↓

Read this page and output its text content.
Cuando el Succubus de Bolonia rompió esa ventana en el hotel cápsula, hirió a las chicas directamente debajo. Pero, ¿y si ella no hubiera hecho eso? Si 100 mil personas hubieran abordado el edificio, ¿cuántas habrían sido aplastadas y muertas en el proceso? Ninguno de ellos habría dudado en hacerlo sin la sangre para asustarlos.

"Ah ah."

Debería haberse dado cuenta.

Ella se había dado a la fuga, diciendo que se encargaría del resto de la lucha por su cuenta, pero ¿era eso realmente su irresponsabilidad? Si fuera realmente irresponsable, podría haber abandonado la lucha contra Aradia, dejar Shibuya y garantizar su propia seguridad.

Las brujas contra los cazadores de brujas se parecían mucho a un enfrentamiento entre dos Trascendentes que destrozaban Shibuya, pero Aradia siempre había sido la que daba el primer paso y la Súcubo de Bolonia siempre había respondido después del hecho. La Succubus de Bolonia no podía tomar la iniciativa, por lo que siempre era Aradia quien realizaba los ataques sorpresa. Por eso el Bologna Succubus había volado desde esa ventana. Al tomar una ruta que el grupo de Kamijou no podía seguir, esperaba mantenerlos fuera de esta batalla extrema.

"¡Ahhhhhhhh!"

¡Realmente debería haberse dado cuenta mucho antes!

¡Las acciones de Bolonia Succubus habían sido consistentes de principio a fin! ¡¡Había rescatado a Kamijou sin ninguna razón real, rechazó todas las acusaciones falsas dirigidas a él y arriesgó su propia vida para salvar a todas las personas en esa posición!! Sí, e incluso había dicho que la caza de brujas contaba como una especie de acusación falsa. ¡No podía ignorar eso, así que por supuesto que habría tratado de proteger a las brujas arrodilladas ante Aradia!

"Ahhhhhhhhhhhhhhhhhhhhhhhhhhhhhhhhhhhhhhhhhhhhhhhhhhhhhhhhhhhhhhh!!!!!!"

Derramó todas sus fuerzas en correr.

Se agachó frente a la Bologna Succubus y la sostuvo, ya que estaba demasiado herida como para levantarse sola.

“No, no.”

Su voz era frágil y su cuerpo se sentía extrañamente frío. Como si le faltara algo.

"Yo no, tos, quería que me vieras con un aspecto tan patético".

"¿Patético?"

↑

> [SHORT PROBLEM]: Write the entries again, exactly as they stand.

> [ANSWER TO THE EXERCISE]:
Read this page and output its text content.
Cuando el Succubus de Bolonia rompió esa ventana en el hotel cápsula, hirió a las chicas directamente debajo. Pero, ¿y si ella no hubiera hecho eso? Si 100 mil personas hubieran abordado el edificio, ¿cuántas habrían sido aplastadas y muertas en el proceso? Ninguno de ellos habría dudado en hacerlo sin la sangre para asustarlos.

"Ah ah."

Debería haberse dado cuenta.

Ella se había dado a la fuga, diciendo que se encargaría del resto de la lucha por su cuenta, pero ¿era eso realmente su irresponsabilidad? Si fuera realmente irresponsable, podría haber abandonado la lucha contra Aradia, dejar Shibuya y garantizar su propia seguridad.

Las brujas contra los cazadores de brujas se parecían mucho a un enfrentamiento entre dos Trascendentes que destrozaban Shibuya, pero Aradia siempre había sido la que daba el primer paso y la Súcubo de Bolonia siempre había respondido después del hecho. La Succubus de Bolonia no podía tomar la iniciativa, por lo que siempre era Aradia quien realizaba los ataques sorpresa. Por eso el Bologna Succubus había volado desde esa ventana. Al tomar una ruta que el grupo de Kamijou no podía seguir, esperaba mantenerlos fuera de esta batalla extrema.

"¡Ahhhhhhhh!"

¡Realmente debería haberse dado cuenta mucho antes!

¡Las acciones de Bolonia Succubus habían sido consistentes de principio a fin! ¡¡Había rescatado a Kamijou sin ninguna razón real, rechazó todas las acusaciones falsas dirigidas a él y arriesgó su propia vida para salvar a todas las personas en esa posición!! Sí, e incluso había dicho que la caza de brujas contaba como una especie de acusación falsa. ¡No podía ignorar eso, así que por supuesto que habría tratado de proteger a las brujas arrodilladas ante Aradia!

"Ahhhhhhhhhhhhhhhhhhhhhhhhhhhhhhhhhhhhhhhhhhhhhhhhhhhhhhhhhhhhhhh!!!!!!"

Derramó todas sus fuerzas en correr.

Se agachó frente a la Bologna Succubus y la sostuvo, ya que estaba demasiado herida como para levantarse sola.

“No, no.”

Su voz era frágil y su cuerpo se sentía extrañamente frío. Como si le faltara algo.

"Yo no, tos, quería que me vieras con un aspecto tan patético".

"¿Patético?"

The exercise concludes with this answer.